**Do this**
Please turn every line of the material into a JSON list of strings, one string per line, leaving out blank lines and the pictures.

--- BEGIN Data supplied ---

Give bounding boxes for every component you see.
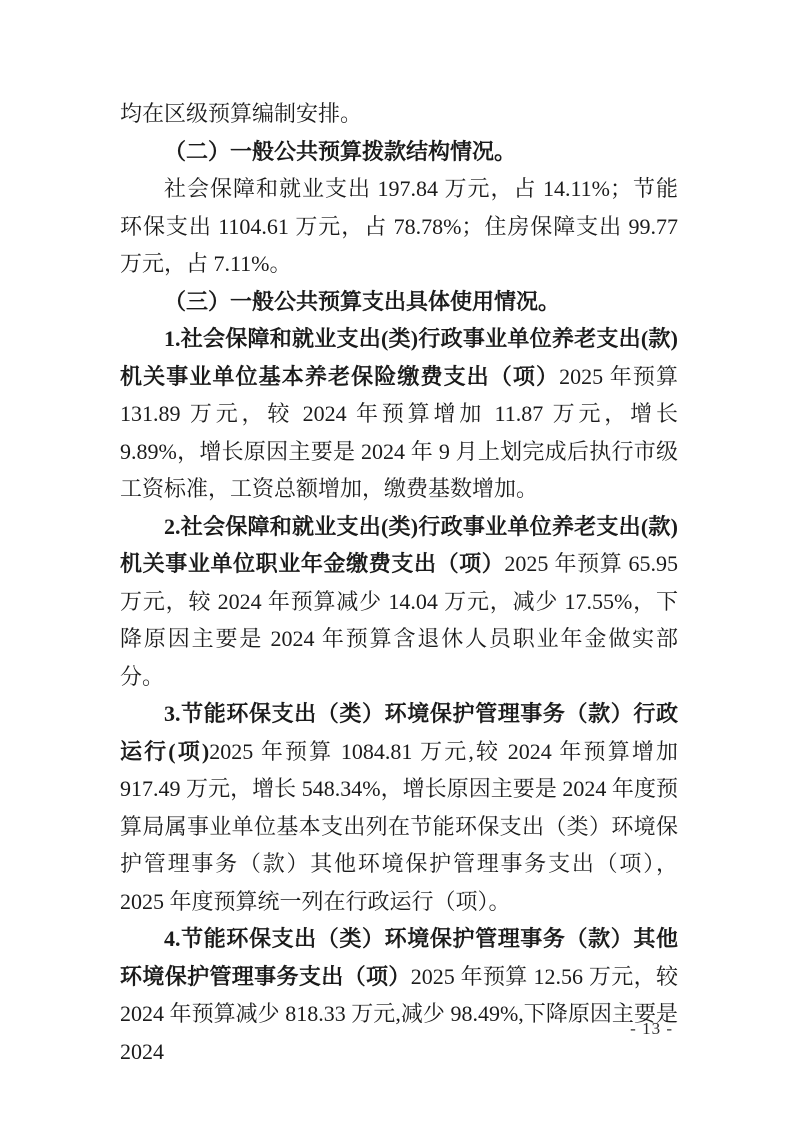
paragraph-item-4: 4.节能环保支出（类）环境保护管理事务（款）其他环境保护管理事务支出（项）202…	[120, 920, 678, 1070]
paragraph-allocation-structure: 社会保障和就业支出 197.84 万元，占 14.11%；节能环保支出 1104…	[120, 170, 678, 283]
paragraph-item-1: 1.社会保障和就业支出(类)行政事业单位养老支出(款)机关事业单位基本养老保险缴…	[120, 320, 678, 508]
paragraph-item-2: 2.社会保障和就业支出(类)行政事业单位养老支出(款)机关事业单位职业年金缴费支…	[120, 508, 678, 696]
document-page: 均在区级预算编制安排。 （二）一般公共预算拨款结构情况。 社会保障和就业支出 1…	[0, 0, 793, 1122]
page-number: - 13 -	[630, 1019, 673, 1039]
section-heading-2: （二）一般公共预算拨款结构情况。	[120, 133, 678, 171]
paragraph-continuation: 均在区级预算编制安排。	[120, 95, 678, 133]
paragraph-item-3: 3.节能环保支出（类）环境保护管理事务（款）行政运行(项)2025 年预算 10…	[120, 695, 678, 920]
section-heading-3: （三）一般公共预算支出具体使用情况。	[120, 283, 678, 321]
page-body-text: 均在区级预算编制安排。 （二）一般公共预算拨款结构情况。 社会保障和就业支出 1…	[120, 95, 678, 1070]
item-3-body: 2025 年预算 1084.81 万元,较 2024 年预算增加 917.49 …	[120, 739, 678, 914]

--- END Data supplied ---

**Answer to this exercise**
[
  "Give bounding boxes for every component you see.",
  "paragraph-item-4: 4.节能环保支出（类）环境保护管理事务（款）其他环境保护管理事务支出（项）202…\t[120, 920, 678, 1070]",
  "paragraph-allocation-structure: 社会保障和就业支出 197.84 万元，占 14.11%；节能环保支出 1104…\t[120, 170, 678, 283]",
  "paragraph-item-1: 1.社会保障和就业支出(类)行政事业单位养老支出(款)机关事业单位基本养老保险缴…\t[120, 320, 678, 508]",
  "paragraph-item-2: 2.社会保障和就业支出(类)行政事业单位养老支出(款)机关事业单位职业年金缴费支…\t[120, 508, 678, 696]",
  "document-page: 均在区级预算编制安排。 （二）一般公共预算拨款结构情况。 社会保障和就业支出 1…\t[0, 0, 793, 1122]",
  "page-number: - 13 -\t[630, 1019, 673, 1039]",
  "section-heading-2: （二）一般公共预算拨款结构情况。\t[120, 133, 678, 171]",
  "paragraph-continuation: 均在区级预算编制安排。\t[120, 95, 678, 133]",
  "paragraph-item-3: 3.节能环保支出（类）环境保护管理事务（款）行政运行(项)2025 年预算 10…\t[120, 695, 678, 920]",
  "section-heading-3: （三）一般公共预算支出具体使用情况。\t[120, 283, 678, 321]",
  "page-body-text: 均在区级预算编制安排。 （二）一般公共预算拨款结构情况。 社会保障和就业支出 1…\t[120, 95, 678, 1070]",
  "item-3-body: 2025 年预算 1084.81 万元,较 2024 年预算增加 917.49 …\t[120, 739, 678, 914]"
]